[Stored items]
++++++

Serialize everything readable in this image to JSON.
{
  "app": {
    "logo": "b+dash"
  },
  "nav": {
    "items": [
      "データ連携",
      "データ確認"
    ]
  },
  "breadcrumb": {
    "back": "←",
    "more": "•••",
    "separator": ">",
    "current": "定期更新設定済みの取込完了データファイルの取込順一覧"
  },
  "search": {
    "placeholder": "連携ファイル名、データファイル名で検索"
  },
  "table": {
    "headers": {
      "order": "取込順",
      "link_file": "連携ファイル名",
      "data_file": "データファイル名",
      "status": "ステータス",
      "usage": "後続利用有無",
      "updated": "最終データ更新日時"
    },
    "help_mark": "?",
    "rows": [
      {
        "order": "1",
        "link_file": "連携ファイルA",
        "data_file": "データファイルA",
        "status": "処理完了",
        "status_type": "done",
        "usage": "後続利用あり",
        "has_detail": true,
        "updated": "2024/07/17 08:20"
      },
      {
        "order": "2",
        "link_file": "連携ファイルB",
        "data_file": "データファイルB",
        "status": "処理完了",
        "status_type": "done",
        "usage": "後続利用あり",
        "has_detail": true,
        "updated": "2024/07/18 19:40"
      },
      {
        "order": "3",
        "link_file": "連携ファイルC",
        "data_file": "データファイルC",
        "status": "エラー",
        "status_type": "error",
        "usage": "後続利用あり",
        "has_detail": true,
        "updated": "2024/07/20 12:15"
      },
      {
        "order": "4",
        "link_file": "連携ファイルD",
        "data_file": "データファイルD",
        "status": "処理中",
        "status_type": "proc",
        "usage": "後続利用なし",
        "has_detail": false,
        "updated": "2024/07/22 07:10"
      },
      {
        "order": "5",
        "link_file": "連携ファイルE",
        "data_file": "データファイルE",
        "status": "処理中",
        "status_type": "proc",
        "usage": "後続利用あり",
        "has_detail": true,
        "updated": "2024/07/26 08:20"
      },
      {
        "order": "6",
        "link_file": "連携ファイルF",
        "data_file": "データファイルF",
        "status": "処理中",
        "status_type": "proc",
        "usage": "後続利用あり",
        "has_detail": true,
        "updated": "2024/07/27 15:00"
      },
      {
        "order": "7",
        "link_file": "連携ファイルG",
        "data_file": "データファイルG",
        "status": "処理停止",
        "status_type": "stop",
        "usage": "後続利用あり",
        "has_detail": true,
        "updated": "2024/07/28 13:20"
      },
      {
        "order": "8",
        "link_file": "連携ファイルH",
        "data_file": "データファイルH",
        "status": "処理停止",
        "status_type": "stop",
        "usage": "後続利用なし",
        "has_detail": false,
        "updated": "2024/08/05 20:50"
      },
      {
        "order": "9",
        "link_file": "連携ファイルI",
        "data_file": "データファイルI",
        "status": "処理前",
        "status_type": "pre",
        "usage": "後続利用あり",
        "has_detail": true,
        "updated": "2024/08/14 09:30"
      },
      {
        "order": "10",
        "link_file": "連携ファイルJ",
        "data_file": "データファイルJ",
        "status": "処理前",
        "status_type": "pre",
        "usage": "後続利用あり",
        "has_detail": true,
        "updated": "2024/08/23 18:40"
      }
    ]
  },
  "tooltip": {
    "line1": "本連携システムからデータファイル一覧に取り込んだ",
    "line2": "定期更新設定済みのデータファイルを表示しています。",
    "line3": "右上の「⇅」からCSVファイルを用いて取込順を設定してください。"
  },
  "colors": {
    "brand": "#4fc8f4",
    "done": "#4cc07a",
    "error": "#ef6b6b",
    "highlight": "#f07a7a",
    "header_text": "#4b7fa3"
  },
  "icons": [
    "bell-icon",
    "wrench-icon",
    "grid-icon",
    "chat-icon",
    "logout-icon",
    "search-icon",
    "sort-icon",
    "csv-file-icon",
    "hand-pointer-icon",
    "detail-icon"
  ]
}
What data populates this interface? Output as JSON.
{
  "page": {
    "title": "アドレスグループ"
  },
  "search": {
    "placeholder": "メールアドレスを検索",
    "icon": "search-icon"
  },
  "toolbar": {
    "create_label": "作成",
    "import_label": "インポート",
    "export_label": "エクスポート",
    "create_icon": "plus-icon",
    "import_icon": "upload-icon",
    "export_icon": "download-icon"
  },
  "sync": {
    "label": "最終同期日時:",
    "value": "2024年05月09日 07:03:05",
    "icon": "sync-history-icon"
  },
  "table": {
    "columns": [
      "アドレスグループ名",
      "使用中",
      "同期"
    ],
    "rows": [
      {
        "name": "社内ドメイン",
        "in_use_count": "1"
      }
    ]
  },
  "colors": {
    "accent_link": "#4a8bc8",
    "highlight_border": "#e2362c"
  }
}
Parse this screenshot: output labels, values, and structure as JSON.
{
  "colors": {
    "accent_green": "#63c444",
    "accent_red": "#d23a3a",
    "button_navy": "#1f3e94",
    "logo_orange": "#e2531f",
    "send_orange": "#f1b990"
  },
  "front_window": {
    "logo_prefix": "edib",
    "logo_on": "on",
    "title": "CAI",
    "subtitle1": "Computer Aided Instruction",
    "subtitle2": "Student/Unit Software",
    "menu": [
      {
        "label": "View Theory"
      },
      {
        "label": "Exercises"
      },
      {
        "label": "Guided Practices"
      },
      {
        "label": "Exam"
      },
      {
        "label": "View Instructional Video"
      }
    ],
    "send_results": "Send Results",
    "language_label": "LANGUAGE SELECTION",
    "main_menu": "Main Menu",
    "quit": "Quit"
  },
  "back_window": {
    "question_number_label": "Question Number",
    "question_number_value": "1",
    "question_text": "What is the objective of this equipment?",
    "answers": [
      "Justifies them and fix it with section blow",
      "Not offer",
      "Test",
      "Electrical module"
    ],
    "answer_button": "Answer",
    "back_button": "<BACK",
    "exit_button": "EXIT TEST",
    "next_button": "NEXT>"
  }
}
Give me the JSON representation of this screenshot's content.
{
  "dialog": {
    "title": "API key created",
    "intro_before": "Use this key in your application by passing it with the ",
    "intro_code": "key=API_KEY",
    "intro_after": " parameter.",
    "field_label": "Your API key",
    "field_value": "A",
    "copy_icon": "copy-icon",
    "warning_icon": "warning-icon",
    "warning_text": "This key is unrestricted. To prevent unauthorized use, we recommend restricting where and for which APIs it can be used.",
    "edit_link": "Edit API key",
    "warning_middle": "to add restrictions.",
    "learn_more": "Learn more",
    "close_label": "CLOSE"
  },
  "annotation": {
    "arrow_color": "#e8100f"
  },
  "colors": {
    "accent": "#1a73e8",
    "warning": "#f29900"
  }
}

++++++

Stated exercise:
How many of the lines above hold the word "連携ファイル名"? Give only that number.

Result:
2